* **Dataset extract**

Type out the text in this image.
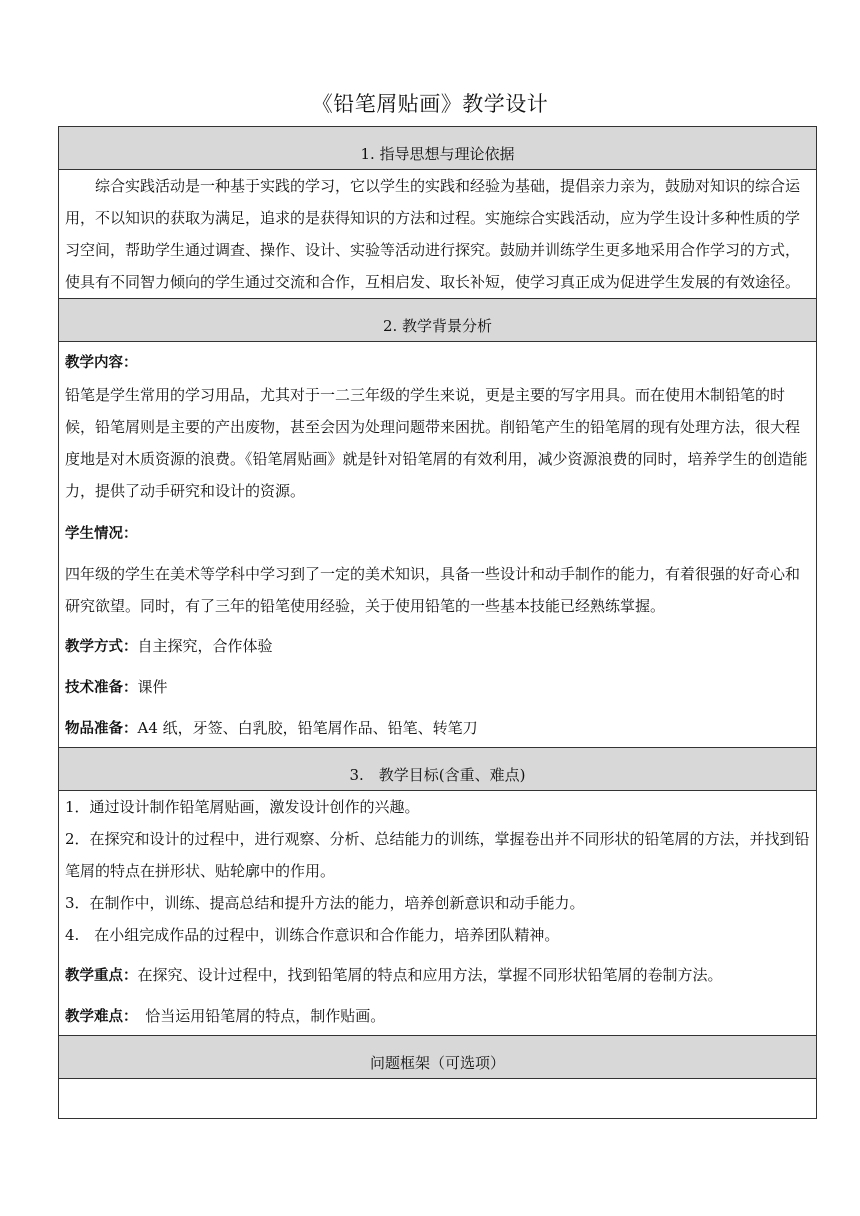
《铅笔屑贴画》教学设计
1. 指导思想与理论依据

综合实践活动是一种基于实践的学习，它以学生的实践和经验为基础，提倡亲力亲为，鼓励对知识的综合运用，不以知识的获取为满足，追求的是获得知识的方法和过程。实施综合实践活动，应为学生设计多种性质的学习空间，帮助学生通过调查、操作、设计、实验等活动进行探究。鼓励并训练学生更多地采用合作学习的方式，使具有不同智力倾向的学生通过交流和合作，互相启发、取长补短，使学习真正成为促进学生发展的有效途径。

2. 教学背景分析

教学内容：

铅笔是学生常用的学习用品，尤其对于一二三年级的学生来说，更是主要的写字用具。而在使用木制铅笔的时候，铅笔屑则是主要的产出废物，甚至会因为处理问题带来困扰。削铅笔产生的铅笔屑的现有处理方法，很大程度地是对木质资源的浪费。《铅笔屑贴画》就是针对铅笔屑的有效利用，减少资源浪费的同时，培养学生的创造能力，提供了动手研究和设计的资源。

学生情况：

四年级的学生在美术等学科中学习到了一定的美术知识，具备一些设计和动手制作的能力，有着很强的好奇心和研究欲望。同时，有了三年的铅笔使用经验，关于使用铅笔的一些基本技能已经熟练掌握。

教学方式：自主探究，合作体验

技术准备：课件

物品准备：A4 纸，牙签、白乳胶，铅笔屑作品、铅笔、转笔刀

3.　教学目标(含重、难点)

1．通过设计制作铅笔屑贴画，激发设计创作的兴趣。

2．在探究和设计的过程中，进行观察、分析、总结能力的训练，掌握卷出并不同形状的铅笔屑的方法，并找到铅笔屑的特点在拼形状、贴轮廓中的作用。

3．在制作中，训练、提高总结和提升方法的能力，培养创新意识和动手能力。

4.　在小组完成作品的过程中，训练合作意识和合作能力，培养团队精神。

教学重点：在探究、设计过程中，找到铅笔屑的特点和应用方法，掌握不同形状铅笔屑的卷制方法。

教学难点：　恰当运用铅笔屑的特点，制作贴画。

问题框架（可选项）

* **Exercise objective**
Reproduce the full listing faithfully, but do not carry over any pictures.

* **Answer to this exercise**
Type out the text in this image.
《铅笔屑贴画》教学设计
1. 指导思想与理论依据

综合实践活动是一种基于实践的学习，它以学生的实践和经验为基础，提倡亲力亲为，鼓励对知识的综合运用，不以知识的获取为满足，追求的是获得知识的方法和过程。实施综合实践活动，应为学生设计多种性质的学习空间，帮助学生通过调查、操作、设计、实验等活动进行探究。鼓励并训练学生更多地采用合作学习的方式，使具有不同智力倾向的学生通过交流和合作，互相启发、取长补短，使学习真正成为促进学生发展的有效途径。

2. 教学背景分析

教学内容：

铅笔是学生常用的学习用品，尤其对于一二三年级的学生来说，更是主要的写字用具。而在使用木制铅笔的时候，铅笔屑则是主要的产出废物，甚至会因为处理问题带来困扰。削铅笔产生的铅笔屑的现有处理方法，很大程度地是对木质资源的浪费。《铅笔屑贴画》就是针对铅笔屑的有效利用，减少资源浪费的同时，培养学生的创造能力，提供了动手研究和设计的资源。

学生情况：

四年级的学生在美术等学科中学习到了一定的美术知识，具备一些设计和动手制作的能力，有着很强的好奇心和研究欲望。同时，有了三年的铅笔使用经验，关于使用铅笔的一些基本技能已经熟练掌握。

教学方式：自主探究，合作体验

技术准备：课件

物品准备：A4 纸，牙签、白乳胶，铅笔屑作品、铅笔、转笔刀

3.　教学目标(含重、难点)

1．通过设计制作铅笔屑贴画，激发设计创作的兴趣。

2．在探究和设计的过程中，进行观察、分析、总结能力的训练，掌握卷出并不同形状的铅笔屑的方法，并找到铅笔屑的特点在拼形状、贴轮廓中的作用。

3．在制作中，训练、提高总结和提升方法的能力，培养创新意识和动手能力。

4.　在小组完成作品的过程中，训练合作意识和合作能力，培养团队精神。

教学重点：在探究、设计过程中，找到铅笔屑的特点和应用方法，掌握不同形状铅笔屑的卷制方法。

教学难点：　恰当运用铅笔屑的特点，制作贴画。

问题框架（可选项）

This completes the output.